--- START OF Information given ---
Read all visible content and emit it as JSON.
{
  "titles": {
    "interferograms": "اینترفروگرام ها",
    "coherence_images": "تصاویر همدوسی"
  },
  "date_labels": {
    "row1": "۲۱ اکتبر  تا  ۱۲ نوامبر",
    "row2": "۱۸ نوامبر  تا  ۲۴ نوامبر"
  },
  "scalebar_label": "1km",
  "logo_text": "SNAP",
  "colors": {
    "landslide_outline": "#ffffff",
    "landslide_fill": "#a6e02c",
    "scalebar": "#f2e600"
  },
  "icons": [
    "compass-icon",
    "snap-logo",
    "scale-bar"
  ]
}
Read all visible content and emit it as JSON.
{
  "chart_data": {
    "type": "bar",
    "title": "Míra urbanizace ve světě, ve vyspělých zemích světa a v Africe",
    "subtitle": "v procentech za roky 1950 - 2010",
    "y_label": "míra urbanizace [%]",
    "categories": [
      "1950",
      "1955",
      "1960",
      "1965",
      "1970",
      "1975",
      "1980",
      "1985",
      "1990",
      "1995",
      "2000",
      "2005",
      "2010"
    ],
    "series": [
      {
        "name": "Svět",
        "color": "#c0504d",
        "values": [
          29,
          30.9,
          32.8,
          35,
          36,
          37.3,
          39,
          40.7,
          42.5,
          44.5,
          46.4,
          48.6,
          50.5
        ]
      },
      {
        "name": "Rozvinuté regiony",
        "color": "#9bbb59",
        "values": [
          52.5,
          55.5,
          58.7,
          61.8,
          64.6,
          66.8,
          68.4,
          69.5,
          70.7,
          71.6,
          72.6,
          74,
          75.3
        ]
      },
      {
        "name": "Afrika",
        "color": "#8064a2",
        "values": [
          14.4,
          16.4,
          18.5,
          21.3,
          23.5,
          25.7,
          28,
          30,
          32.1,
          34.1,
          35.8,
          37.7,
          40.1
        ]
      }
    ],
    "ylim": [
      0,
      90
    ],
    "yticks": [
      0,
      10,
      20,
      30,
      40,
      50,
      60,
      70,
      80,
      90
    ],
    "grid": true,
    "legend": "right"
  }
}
--- END OF Information given ---
* Exercise objective
Return all of the entries word for word.

* Exercise output
Read all visible content and emit it as JSON.
{
  "titles": {
    "interferograms": "اینترفروگرام ها",
    "coherence_images": "تصاویر همدوسی"
  },
  "date_labels": {
    "row1": "۲۱ اکتبر  تا  ۱۲ نوامبر",
    "row2": "۱۸ نوامبر  تا  ۲۴ نوامبر"
  },
  "scalebar_label": "1km",
  "logo_text": "SNAP",
  "colors": {
    "landslide_outline": "#ffffff",
    "landslide_fill": "#a6e02c",
    "scalebar": "#f2e600"
  },
  "icons": [
    "compass-icon",
    "snap-logo",
    "scale-bar"
  ]
}
Read all visible content and emit it as JSON.
{
  "chart_data": {
    "type": "bar",
    "title": "Míra urbanizace ve světě, ve vyspělých zemích světa a v Africe",
    "subtitle": "v procentech za roky 1950 - 2010",
    "y_label": "míra urbanizace [%]",
    "categories": [
      "1950",
      "1955",
      "1960",
      "1965",
      "1970",
      "1975",
      "1980",
      "1985",
      "1990",
      "1995",
      "2000",
      "2005",
      "2010"
    ],
    "series": [
      {
        "name": "Svět",
        "color": "#c0504d",
        "values": [
          29,
          30.9,
          32.8,
          35,
          36,
          37.3,
          39,
          40.7,
          42.5,
          44.5,
          46.4,
          48.6,
          50.5
        ]
      },
      {
        "name": "Rozvinuté regiony",
        "color": "#9bbb59",
        "values": [
          52.5,
          55.5,
          58.7,
          61.8,
          64.6,
          66.8,
          68.4,
          69.5,
          70.7,
          71.6,
          72.6,
          74,
          75.3
        ]
      },
      {
        "name": "Afrika",
        "color": "#8064a2",
        "values": [
          14.4,
          16.4,
          18.5,
          21.3,
          23.5,
          25.7,
          28,
          30,
          32.1,
          34.1,
          35.8,
          37.7,
          40.1
        ]
      }
    ],
    "ylim": [
      0,
      90
    ],
    "yticks": [
      0,
      10,
      20,
      30,
      40,
      50,
      60,
      70,
      80,
      90
    ],
    "grid": true,
    "legend": "right"
  }
}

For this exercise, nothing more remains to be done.